We are seeking a highly skilled and versatile Data Scientist to join our growing data team. This role combines capabilities in data engineering, machine learning, generative AI, statistics, and domain understanding. You will be responsible for designing and implementing end-to-end AI/ML workflows — from raw data ingestion to deploying scalable models — while working closely with cross-functional teams to drive data-powered decisions and intelligence across our platforms.

Job descriptions

  • Design and implement robust ETL/ELT data pipelines for both structured and unstructured data
  • Build interactive dashboards and visualizations to communicate insights effectively
  • Develop, evaluate, and deploy machine learning and/or generative AI models for a variety of business use cases
  • Apply statistical analysis and mathematical modeling to derive insights from complex datasets
  • Collaborate with data engineers, analysts, software developers, and business teams to deliver data-driven solutions
  • Build and maintain scalable ML pipelines and APIs for real-time and batch inference
  • Ensure best practices in model versioning, reproducibility, observability, and governance (MLOps)
  • Stay current with trends in AI/ML, including LLMs and GenAI applications
  • Contribute to projects involving semantic search, knowledge graphs, or retrieval-augmented generation (RAG) as needed

Qualifications

Technical Skills

  • Proficiency in Python (e.g., Pandas, NumPy, FastAPI)
  • Strong experience with SQL and working with relational and NoSQL databases
  • Familiarity with big data technologies (e.g., Spark, Databricks, Delta Lake, Kafka)
  • Experience with one of the following cloud data platforms (e.g., Databricks, Microsoft Fabric, Amazon Redshift, Google BigQuery, Snowflake)
  • Experienced in report modeling and building dashboards with BI tools such as Power BI, Tableau, or Looker
  • Experience with one of the following ETL tools (Airflow, DBT, Azure Data Factory, AWS Glue, SSIS)

GIVEN INFORMATION
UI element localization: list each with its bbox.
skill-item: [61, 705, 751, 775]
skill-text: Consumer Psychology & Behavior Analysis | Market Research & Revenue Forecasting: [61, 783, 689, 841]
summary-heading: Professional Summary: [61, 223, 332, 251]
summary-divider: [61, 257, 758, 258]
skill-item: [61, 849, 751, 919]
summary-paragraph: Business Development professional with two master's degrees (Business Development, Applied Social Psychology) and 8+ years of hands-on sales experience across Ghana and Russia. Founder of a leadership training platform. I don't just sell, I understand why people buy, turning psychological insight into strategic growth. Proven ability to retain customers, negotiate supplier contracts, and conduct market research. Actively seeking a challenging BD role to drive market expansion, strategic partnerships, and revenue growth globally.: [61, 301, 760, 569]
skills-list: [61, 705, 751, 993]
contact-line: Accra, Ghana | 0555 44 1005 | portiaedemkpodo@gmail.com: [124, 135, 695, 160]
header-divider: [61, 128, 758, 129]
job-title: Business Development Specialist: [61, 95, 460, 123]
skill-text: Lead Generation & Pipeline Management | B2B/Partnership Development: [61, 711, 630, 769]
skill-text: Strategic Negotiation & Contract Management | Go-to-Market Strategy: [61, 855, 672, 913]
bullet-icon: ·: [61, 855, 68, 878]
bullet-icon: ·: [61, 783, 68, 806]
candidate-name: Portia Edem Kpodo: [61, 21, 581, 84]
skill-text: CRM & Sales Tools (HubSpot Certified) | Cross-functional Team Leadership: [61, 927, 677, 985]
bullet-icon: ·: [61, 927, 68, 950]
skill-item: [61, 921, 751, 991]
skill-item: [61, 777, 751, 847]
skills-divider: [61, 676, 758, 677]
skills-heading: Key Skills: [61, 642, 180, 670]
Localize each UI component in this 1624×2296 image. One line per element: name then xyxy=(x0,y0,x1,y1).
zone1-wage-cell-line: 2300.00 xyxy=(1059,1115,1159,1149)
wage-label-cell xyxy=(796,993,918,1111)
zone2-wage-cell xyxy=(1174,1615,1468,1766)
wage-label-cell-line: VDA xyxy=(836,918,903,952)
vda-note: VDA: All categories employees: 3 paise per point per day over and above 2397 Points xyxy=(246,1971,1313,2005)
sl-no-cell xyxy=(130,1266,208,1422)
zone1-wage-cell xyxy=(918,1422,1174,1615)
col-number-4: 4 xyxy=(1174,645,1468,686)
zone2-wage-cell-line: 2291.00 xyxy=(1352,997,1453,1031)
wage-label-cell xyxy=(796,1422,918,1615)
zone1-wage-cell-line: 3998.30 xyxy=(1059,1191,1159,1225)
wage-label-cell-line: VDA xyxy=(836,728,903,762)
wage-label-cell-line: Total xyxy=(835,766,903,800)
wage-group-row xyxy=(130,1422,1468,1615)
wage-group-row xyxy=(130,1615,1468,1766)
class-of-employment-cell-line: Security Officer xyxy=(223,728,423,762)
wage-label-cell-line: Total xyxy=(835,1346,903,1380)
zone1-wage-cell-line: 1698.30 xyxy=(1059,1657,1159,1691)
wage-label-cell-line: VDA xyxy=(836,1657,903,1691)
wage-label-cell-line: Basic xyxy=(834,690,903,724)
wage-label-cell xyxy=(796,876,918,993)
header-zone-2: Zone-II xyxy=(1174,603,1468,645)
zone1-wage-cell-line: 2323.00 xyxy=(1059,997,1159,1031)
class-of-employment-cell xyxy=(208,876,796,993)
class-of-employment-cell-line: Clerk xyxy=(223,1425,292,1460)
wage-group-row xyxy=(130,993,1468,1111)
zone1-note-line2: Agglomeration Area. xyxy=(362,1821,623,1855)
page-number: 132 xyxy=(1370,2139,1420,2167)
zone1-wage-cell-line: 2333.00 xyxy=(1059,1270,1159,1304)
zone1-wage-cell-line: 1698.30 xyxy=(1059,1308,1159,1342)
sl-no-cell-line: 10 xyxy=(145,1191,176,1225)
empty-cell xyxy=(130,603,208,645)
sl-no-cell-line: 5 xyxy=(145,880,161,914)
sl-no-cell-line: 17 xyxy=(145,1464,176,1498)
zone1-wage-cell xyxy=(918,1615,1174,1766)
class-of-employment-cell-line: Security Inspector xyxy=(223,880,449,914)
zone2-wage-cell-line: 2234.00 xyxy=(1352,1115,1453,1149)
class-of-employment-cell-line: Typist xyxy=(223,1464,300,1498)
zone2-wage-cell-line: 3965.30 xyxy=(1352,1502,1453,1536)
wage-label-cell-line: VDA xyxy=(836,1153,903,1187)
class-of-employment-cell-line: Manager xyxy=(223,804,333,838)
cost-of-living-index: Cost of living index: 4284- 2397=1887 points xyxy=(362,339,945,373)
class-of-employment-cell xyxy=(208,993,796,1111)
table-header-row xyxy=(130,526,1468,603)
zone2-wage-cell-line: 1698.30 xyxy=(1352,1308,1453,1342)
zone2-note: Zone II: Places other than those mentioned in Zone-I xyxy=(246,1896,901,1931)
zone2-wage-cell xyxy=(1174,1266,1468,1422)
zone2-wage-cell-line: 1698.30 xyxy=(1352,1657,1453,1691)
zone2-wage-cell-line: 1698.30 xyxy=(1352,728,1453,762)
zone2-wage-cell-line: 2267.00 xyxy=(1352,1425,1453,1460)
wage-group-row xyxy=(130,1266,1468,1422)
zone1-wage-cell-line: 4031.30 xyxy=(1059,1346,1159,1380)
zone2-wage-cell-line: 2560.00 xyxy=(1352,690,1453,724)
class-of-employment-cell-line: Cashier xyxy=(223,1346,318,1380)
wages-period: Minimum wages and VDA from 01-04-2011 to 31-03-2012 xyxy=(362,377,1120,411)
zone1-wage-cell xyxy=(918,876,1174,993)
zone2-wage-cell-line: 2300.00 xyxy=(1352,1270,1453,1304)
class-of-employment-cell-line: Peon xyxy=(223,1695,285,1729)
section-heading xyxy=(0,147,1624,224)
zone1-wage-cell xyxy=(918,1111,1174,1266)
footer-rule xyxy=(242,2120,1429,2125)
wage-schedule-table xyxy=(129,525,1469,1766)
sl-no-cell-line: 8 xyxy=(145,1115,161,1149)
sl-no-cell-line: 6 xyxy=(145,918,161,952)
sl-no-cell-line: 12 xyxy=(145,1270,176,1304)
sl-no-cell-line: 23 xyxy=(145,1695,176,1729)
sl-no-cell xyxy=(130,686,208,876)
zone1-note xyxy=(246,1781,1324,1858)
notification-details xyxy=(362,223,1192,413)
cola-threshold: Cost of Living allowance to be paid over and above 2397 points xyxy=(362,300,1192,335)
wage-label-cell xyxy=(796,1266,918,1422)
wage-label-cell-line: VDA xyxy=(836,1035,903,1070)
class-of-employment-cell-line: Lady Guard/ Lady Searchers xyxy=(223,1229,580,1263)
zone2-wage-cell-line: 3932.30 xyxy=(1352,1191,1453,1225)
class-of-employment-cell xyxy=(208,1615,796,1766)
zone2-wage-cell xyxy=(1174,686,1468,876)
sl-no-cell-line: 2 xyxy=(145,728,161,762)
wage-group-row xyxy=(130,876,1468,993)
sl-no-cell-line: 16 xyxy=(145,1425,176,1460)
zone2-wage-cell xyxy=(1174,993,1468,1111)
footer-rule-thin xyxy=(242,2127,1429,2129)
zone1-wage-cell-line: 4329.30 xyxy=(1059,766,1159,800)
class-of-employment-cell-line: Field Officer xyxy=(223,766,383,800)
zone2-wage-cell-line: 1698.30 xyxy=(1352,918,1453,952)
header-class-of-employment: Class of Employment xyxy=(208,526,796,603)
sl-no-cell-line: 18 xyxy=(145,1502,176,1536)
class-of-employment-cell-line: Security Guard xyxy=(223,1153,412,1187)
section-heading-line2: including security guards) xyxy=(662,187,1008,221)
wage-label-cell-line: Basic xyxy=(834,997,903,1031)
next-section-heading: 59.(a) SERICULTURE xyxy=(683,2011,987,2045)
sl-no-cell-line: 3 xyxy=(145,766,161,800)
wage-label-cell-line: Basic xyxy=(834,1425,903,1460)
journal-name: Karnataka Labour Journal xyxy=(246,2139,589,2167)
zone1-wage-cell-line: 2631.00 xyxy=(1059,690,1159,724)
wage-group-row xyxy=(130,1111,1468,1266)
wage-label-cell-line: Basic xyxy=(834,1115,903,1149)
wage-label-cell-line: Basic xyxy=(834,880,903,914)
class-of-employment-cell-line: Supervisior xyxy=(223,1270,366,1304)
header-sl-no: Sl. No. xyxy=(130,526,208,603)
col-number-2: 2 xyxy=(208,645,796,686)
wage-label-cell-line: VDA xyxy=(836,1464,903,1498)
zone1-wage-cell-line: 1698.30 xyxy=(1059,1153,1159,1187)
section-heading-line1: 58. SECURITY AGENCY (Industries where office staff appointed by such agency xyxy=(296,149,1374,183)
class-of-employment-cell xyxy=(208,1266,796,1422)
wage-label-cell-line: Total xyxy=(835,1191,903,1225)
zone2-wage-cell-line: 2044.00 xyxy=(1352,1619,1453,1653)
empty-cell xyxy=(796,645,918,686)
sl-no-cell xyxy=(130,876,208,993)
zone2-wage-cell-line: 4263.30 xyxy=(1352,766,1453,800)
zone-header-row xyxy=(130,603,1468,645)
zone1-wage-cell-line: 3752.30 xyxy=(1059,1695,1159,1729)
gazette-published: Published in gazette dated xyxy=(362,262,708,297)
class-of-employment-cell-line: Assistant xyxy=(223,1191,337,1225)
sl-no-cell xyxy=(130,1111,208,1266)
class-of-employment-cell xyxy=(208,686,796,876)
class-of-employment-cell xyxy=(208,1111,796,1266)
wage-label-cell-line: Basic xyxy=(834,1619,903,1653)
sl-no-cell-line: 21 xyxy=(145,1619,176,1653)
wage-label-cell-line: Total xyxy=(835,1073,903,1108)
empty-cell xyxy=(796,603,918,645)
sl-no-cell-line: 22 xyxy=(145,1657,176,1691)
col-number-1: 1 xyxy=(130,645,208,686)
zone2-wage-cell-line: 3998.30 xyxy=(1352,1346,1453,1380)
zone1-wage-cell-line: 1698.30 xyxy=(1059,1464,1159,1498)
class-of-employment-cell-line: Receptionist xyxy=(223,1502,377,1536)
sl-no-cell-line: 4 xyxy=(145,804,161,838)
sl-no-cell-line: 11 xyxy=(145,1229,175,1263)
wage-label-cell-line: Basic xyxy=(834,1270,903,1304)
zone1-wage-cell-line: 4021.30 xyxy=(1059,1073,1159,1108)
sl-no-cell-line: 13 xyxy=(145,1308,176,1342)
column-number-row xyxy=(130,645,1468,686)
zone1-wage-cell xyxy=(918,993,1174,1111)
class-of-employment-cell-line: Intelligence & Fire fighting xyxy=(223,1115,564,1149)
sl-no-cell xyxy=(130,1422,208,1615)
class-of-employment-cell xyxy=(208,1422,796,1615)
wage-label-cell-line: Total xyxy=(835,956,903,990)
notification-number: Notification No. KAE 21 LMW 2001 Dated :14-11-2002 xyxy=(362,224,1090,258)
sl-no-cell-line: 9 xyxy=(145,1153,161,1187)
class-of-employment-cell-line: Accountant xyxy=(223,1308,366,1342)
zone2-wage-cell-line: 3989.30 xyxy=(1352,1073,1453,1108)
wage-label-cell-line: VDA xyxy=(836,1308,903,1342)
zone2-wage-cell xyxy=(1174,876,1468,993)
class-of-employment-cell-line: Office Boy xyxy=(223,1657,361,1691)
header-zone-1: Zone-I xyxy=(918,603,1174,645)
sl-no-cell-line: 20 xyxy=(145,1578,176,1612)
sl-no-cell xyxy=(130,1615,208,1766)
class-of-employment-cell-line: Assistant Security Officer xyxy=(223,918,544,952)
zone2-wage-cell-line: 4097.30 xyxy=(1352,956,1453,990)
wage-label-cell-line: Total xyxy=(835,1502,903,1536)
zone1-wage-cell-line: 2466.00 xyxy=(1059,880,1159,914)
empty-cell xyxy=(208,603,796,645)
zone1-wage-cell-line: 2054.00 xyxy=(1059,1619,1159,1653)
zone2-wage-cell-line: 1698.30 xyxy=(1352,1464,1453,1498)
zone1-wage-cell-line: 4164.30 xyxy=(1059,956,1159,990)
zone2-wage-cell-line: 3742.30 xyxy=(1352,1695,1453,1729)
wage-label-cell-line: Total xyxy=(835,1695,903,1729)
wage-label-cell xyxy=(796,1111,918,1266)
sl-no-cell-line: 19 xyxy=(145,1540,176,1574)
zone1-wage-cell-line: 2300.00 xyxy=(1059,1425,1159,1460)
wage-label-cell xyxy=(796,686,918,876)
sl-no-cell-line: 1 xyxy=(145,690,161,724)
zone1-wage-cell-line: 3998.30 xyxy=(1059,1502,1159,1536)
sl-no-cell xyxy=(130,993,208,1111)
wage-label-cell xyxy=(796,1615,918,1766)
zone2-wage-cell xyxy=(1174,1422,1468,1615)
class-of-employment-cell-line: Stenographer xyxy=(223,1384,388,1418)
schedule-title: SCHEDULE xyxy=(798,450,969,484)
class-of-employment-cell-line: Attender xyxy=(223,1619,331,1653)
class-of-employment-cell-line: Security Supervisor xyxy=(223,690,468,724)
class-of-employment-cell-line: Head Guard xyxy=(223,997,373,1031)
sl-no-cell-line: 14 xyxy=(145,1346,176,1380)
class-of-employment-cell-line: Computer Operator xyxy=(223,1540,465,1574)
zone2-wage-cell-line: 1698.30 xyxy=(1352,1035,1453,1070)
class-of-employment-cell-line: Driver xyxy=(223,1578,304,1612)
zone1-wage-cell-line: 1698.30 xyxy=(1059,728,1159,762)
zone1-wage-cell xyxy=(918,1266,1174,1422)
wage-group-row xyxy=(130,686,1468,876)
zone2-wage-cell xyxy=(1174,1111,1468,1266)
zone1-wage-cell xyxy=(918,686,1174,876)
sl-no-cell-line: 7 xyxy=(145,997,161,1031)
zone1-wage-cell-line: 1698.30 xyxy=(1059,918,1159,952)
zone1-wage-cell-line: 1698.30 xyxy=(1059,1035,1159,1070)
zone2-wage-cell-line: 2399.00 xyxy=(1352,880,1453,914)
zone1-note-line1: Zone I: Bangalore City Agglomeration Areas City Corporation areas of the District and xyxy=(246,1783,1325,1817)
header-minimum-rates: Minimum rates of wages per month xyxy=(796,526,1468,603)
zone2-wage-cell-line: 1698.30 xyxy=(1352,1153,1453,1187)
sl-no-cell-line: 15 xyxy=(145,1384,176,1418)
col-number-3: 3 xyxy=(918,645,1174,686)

TASK TO CARRY OUT
Translate this sentence from the Data Scientist job posting into Spanish: "This role combines capabilities in data engineering, machine learning, generative AI, statistics, and domain understanding."

RESULT FOR THIS TASK
Este puesto combina capacidades en ingeniería de datos, aprendizaje automático, IA generativa, estadística y conocimiento del dominio.